Job: Read the listing below and copy out every line that holds "modules".

---*---

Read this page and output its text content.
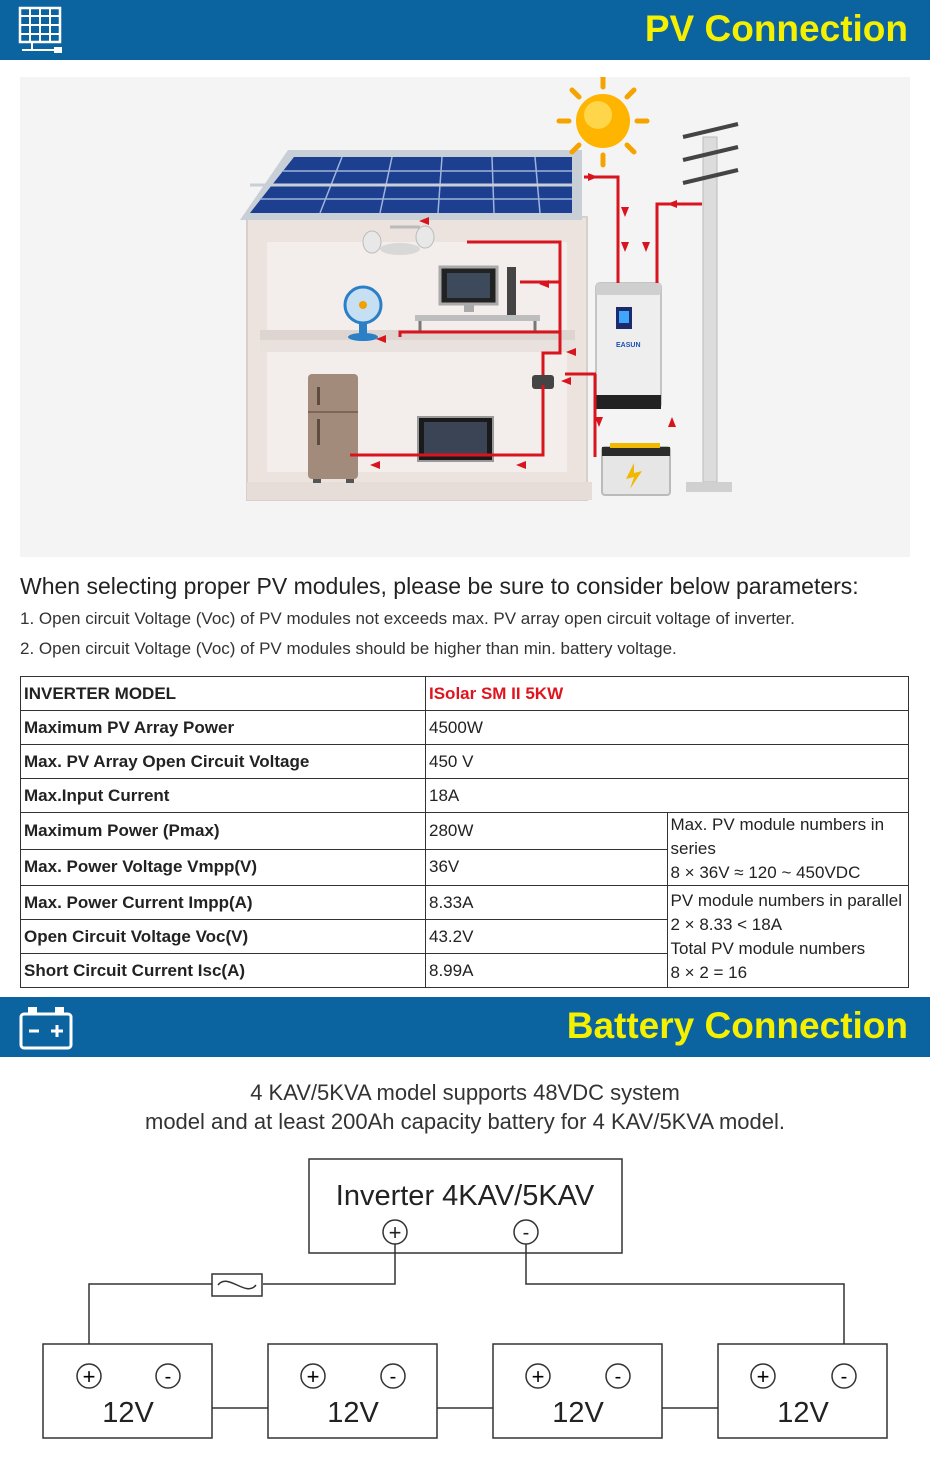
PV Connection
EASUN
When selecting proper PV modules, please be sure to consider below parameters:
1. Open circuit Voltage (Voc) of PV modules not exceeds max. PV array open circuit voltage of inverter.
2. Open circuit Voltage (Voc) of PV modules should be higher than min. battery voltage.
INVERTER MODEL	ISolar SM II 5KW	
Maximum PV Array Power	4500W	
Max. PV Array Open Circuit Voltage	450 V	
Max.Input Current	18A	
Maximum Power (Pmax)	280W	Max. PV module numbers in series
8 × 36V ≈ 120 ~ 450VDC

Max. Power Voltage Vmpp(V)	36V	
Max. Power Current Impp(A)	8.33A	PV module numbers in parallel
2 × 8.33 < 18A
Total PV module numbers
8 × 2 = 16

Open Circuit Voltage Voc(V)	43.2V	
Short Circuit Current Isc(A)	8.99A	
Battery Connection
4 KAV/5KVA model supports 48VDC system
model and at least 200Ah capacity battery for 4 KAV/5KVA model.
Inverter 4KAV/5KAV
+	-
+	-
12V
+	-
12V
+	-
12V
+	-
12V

---*---

Worked solution:
When selecting proper PV modules, please be sure to consider below parameters:
1. Open circuit Voltage (Voc) of PV modules not exceeds max. PV array open circuit voltage of inverter.
2. Open circuit Voltage (Voc) of PV modules should be higher than min. battery voltage.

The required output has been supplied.